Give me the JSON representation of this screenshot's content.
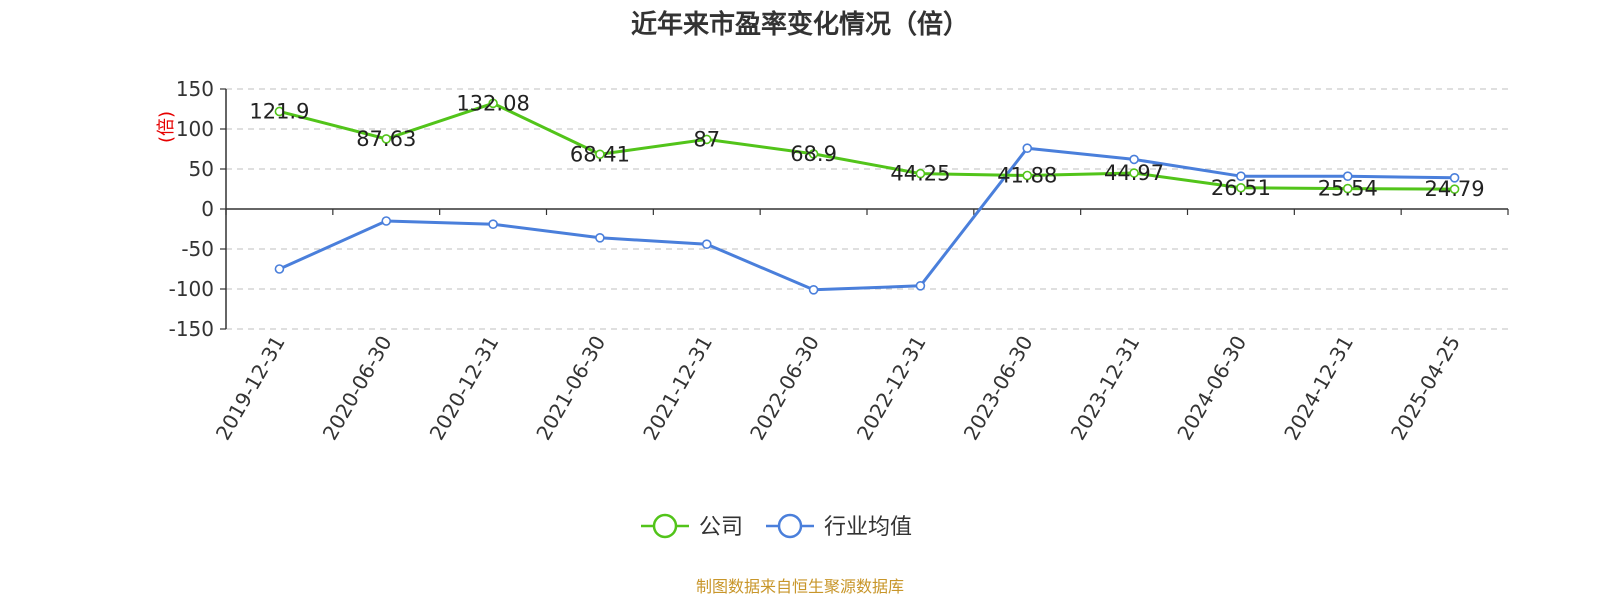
{
  "chart_data": {
    "type": "line",
    "title": "近年来市盈率变化情况（倍）",
    "ylabel": "(倍)",
    "xlabel": "",
    "categories": [
      "2019-12-31",
      "2020-06-30",
      "2020-12-31",
      "2021-06-30",
      "2021-12-31",
      "2022-06-30",
      "2022-12-31",
      "2023-06-30",
      "2023-12-31",
      "2024-06-30",
      "2024-12-31",
      "2025-04-25"
    ],
    "ylim": [
      -150,
      150
    ],
    "yticks": [
      150,
      100,
      50,
      0,
      -50,
      -100,
      -150
    ],
    "grid": true,
    "legend_position": "bottom",
    "series": [
      {
        "name": "公司",
        "color": "#52c41a",
        "values": [
          121.9,
          87.63,
          132.08,
          68.41,
          87,
          68.9,
          44.25,
          41.88,
          44.97,
          26.51,
          25.54,
          24.79
        ],
        "labels": [
          "121.9",
          "87.63",
          "132.08",
          "68.41",
          "87",
          "68.9",
          "44.25",
          "41.88",
          "44.97",
          "26.51",
          "25.54",
          "24.79"
        ]
      },
      {
        "name": "行业均值",
        "color": "#4a7fdb",
        "values": [
          -75,
          -15,
          -19,
          -36,
          -44,
          -101,
          -96,
          76,
          62,
          41,
          41,
          39
        ]
      }
    ]
  },
  "source": "制图数据来自恒生聚源数据库"
}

◇ ◇ ◇ ◇ ◇

| GIVEN REQUEST |
Each line of the data is to be duplicated exactly; pictures stay out of the copy.

| RESPONSE TO THIS EXERCISE |
Give me the JSON representation of this screenshot's content.
{
  "chart_data": {
    "type": "line",
    "title": "近年来市盈率变化情况（倍）",
    "ylabel": "(倍)",
    "xlabel": "",
    "categories": [
      "2019-12-31",
      "2020-06-30",
      "2020-12-31",
      "2021-06-30",
      "2021-12-31",
      "2022-06-30",
      "2022-12-31",
      "2023-06-30",
      "2023-12-31",
      "2024-06-30",
      "2024-12-31",
      "2025-04-25"
    ],
    "ylim": [
      -150,
      150
    ],
    "yticks": [
      150,
      100,
      50,
      0,
      -50,
      -100,
      -150
    ],
    "grid": true,
    "legend_position": "bottom",
    "series": [
      {
        "name": "公司",
        "color": "#52c41a",
        "values": [
          121.9,
          87.63,
          132.08,
          68.41,
          87,
          68.9,
          44.25,
          41.88,
          44.97,
          26.51,
          25.54,
          24.79
        ],
        "labels": [
          "121.9",
          "87.63",
          "132.08",
          "68.41",
          "87",
          "68.9",
          "44.25",
          "41.88",
          "44.97",
          "26.51",
          "25.54",
          "24.79"
        ]
      },
      {
        "name": "行业均值",
        "color": "#4a7fdb",
        "values": [
          -75,
          -15,
          -19,
          -36,
          -44,
          -101,
          -96,
          76,
          62,
          41,
          41,
          39
        ]
      }
    ]
  },
  "source": "制图数据来自恒生聚源数据库"
}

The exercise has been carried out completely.